> ACTIVITY LIST:
1/ In the post on Second Life and VoiceThread, what year does the writer's history with VoiceThread go back to?
2/ Decide whether each statement below agrees with the post on Second Life and VoiceThread, answering yes or no and quoting the words that decide it. (a) The writer prefers having kids make interactive websites to having them make posters. (b) The writer kept paying for a VoiceThread account after passing the portfolio. (c) The writer created a new VoiceThread account.
3/ Write what comes next in the post on Second Life and VoiceThread, picking up after its final sentence.

> PAGE EXCERPT:

——————

From what I can gather, using SL for students can involve making virtual posters. So we’re back to poster-making, but this time because it involves technology instead of magic markers, it is now more socially acceptable. It takes me back to when I taught in SF and they had students making posters because the teachers were too lazy to understand how to make a website. I’m still a fan of having kids make interactive websites over making posters on paper or with electrons. Sure Second Life is cool, but how is it more advanced or allowing for more in depth learning? Since when is making a poster inquiry? There is a great deal more I need to learn about Second Life.
I made the requested entry into our VoiceThread thing. I had to create a new account because VT hates me. I had to pay to reopen my account when I did my portfolio, but stopped paying for it once I passed. My history with VT goes back to 2009 and they have not figured out how to give me a courtesy account because I used to pay for one. So now I’m using a different email address and for the sake of our class, hope it will let me do VT entries.

——————

Dataset entries:
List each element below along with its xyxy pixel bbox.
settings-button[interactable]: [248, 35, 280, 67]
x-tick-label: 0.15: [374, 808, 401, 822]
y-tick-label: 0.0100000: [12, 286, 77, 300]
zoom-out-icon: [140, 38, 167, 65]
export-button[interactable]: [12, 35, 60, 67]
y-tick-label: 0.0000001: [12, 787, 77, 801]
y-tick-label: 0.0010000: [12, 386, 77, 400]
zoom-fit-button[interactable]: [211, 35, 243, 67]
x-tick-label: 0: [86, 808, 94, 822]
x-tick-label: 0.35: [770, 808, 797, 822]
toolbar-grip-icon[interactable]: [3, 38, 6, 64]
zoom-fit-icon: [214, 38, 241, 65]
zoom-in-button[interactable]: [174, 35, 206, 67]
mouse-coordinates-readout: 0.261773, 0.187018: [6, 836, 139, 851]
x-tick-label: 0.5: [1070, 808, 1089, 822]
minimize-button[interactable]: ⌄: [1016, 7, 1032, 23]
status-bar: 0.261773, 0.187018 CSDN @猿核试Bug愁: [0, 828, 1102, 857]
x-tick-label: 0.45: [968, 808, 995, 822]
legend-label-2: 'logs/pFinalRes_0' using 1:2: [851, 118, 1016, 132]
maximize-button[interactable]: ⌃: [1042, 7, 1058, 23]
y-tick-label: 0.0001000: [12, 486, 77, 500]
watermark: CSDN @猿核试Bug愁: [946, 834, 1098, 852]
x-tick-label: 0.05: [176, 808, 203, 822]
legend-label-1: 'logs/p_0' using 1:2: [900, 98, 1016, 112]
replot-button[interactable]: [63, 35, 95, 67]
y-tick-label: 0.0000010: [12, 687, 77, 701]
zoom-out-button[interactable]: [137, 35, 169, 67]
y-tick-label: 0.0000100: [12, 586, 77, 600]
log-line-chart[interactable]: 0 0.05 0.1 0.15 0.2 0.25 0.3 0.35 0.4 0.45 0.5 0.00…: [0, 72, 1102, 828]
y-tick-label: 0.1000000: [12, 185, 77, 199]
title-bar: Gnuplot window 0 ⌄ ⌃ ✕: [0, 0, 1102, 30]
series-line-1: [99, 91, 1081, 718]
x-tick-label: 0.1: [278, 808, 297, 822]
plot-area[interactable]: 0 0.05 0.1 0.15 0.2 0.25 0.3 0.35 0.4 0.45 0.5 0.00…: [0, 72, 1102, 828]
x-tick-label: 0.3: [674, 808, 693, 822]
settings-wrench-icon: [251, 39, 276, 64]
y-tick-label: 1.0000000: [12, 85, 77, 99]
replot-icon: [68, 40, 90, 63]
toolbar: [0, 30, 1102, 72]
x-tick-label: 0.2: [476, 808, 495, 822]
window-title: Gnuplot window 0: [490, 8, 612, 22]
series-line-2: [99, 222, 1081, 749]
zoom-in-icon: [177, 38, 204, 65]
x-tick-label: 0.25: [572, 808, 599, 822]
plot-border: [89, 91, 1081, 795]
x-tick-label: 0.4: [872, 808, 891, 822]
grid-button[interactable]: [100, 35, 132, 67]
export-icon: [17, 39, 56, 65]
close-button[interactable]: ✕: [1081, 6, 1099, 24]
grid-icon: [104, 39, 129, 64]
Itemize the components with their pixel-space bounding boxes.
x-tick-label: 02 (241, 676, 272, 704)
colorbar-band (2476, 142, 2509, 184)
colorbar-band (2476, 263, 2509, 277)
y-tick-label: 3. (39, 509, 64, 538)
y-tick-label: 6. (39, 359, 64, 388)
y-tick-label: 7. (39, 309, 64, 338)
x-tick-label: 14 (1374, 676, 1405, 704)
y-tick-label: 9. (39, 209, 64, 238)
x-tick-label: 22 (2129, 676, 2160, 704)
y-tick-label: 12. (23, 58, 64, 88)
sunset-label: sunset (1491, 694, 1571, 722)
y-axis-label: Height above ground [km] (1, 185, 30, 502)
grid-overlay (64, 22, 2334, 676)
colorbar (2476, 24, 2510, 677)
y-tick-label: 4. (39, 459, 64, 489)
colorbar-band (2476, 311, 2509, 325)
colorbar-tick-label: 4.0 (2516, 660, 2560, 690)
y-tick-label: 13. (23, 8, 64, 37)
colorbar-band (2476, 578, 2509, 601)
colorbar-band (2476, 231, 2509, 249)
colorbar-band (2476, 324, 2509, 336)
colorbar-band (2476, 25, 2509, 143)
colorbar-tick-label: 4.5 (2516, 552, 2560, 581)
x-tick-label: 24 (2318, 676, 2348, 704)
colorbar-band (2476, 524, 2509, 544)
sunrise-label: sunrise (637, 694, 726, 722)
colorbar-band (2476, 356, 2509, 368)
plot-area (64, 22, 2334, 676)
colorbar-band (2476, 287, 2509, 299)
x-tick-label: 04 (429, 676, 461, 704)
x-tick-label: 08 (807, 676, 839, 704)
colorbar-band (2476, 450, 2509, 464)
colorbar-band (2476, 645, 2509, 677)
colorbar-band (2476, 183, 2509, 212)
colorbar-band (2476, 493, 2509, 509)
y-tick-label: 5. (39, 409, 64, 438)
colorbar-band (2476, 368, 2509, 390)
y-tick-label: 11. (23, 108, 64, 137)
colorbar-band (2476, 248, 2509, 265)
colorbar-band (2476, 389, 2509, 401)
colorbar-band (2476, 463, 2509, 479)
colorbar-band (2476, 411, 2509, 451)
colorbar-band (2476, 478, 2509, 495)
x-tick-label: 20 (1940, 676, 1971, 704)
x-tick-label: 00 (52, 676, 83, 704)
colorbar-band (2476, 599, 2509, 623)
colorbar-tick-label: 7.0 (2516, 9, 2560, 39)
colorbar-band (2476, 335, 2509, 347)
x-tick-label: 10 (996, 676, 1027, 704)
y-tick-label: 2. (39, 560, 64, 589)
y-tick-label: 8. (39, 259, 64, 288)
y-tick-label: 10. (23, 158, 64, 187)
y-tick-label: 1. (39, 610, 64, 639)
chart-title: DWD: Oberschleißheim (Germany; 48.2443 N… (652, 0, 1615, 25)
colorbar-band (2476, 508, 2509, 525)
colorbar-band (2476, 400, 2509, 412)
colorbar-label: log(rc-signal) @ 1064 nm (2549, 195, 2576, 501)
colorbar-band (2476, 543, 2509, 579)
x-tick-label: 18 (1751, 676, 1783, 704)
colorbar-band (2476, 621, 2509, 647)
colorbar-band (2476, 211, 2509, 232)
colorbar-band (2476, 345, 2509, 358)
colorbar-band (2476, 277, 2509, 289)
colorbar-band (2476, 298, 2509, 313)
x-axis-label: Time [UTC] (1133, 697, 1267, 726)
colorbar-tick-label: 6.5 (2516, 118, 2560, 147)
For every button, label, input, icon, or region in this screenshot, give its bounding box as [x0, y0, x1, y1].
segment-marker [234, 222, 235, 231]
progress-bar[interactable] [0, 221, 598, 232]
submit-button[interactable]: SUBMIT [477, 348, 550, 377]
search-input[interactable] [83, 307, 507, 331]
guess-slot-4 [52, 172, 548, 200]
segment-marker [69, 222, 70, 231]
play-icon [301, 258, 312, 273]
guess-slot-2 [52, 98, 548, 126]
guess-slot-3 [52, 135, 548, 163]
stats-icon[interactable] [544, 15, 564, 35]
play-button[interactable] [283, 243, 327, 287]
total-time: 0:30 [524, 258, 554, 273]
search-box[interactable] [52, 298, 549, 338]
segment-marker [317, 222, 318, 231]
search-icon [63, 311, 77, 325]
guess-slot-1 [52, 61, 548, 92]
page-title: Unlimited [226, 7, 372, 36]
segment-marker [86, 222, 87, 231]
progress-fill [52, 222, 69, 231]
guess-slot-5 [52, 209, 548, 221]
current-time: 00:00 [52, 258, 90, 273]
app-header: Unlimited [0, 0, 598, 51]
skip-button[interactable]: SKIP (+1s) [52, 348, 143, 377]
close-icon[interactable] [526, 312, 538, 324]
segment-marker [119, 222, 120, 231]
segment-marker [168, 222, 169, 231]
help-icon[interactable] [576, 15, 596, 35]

——————

> RESULTS FOR EACH TASK:
1/ 2009

2/
(a) Yes: "I’m still a fan of having kids make interactive websites over making posters on paper or with electrons."
(b) No: "stopped paying for it once I passed."
(c) Yes: "I had to create a new account because VT hates me."

3/
Social Networking was an interesting class because it allowed me to learn how people have been making nifty websites quickly. I did not realize it was by curation, which I learned while doing my final project also applies to businesses who are trying to market themselves to a wide audience. I am not sure I fully understand the business side of curation, but the fun side of being able to use a bot like program to gather information for me is awesome. Although I don’t see myself using Facebook for discussion groups, it was good to have an authentic experience with Twitter and Facebook so I can have an idea of its strengths and limitations should it be a medium I want to use with students. Diigo is also good and it was nice to be reminded about the Boise State Edtech Diigo group.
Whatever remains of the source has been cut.